▸ Set problem
Report every line in the listing that contains the string "Steegers".

>> START

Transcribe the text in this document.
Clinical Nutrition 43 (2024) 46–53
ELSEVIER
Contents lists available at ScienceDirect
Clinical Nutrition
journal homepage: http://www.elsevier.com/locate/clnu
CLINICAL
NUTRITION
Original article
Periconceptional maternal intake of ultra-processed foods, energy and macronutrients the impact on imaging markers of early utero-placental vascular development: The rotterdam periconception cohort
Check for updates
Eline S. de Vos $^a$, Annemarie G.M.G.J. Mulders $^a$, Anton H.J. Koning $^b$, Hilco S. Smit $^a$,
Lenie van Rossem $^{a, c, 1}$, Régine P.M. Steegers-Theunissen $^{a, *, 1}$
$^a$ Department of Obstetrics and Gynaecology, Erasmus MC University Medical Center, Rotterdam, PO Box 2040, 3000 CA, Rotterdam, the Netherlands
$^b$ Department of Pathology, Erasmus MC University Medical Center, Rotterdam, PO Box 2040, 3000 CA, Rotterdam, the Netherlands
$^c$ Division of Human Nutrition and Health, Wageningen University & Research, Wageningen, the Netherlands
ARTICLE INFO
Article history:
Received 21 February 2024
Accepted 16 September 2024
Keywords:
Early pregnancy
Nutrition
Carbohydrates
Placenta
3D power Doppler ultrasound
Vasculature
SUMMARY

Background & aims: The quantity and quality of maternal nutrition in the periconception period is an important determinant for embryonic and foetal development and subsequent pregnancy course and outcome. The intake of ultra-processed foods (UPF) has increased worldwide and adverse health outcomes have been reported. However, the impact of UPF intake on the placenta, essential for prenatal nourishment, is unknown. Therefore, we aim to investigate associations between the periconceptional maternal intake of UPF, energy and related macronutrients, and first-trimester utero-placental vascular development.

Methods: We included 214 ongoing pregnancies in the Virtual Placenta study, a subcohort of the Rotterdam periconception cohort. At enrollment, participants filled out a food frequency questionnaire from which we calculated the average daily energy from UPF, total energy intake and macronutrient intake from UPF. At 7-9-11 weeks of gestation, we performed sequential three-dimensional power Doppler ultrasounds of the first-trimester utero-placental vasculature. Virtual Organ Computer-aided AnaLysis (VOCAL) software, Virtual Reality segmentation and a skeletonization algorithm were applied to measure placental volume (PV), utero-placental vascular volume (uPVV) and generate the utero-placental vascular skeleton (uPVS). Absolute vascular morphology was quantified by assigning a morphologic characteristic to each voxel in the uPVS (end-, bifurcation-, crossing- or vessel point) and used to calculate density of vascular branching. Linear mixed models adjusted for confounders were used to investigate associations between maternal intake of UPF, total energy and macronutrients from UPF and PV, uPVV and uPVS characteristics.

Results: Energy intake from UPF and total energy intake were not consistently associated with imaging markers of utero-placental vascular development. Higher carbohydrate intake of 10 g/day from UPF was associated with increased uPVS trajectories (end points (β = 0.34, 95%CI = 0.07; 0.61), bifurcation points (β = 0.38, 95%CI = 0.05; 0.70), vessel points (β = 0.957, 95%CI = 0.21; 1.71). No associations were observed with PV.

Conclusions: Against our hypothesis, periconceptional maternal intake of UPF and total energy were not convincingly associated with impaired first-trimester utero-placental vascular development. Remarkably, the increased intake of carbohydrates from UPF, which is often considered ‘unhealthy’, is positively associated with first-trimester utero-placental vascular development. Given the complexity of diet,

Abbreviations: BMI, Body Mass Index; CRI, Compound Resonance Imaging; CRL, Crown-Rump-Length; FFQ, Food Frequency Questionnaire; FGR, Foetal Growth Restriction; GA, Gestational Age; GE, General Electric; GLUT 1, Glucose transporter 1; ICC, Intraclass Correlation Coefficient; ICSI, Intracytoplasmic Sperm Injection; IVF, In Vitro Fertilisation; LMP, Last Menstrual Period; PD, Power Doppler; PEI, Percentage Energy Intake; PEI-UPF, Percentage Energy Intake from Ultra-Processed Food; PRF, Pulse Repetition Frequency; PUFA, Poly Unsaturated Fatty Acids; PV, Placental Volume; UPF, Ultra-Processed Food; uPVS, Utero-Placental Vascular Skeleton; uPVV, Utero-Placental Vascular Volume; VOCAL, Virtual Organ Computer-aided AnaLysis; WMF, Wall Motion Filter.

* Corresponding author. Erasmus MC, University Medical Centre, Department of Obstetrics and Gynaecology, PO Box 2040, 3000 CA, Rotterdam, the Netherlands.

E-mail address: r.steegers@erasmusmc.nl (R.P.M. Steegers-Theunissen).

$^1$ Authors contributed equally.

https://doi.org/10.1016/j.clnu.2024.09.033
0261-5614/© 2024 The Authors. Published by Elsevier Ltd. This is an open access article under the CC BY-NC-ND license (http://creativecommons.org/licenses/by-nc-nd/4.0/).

>> END

▸ The answer
Lenie van Rossem $^{a, c, 1}$, Régine P.M. Steegers-Theunissen $^{a, *, 1}$
E-mail address: r.steegers@erasmusmc.nl (R.P.M. Steegers-Theunissen).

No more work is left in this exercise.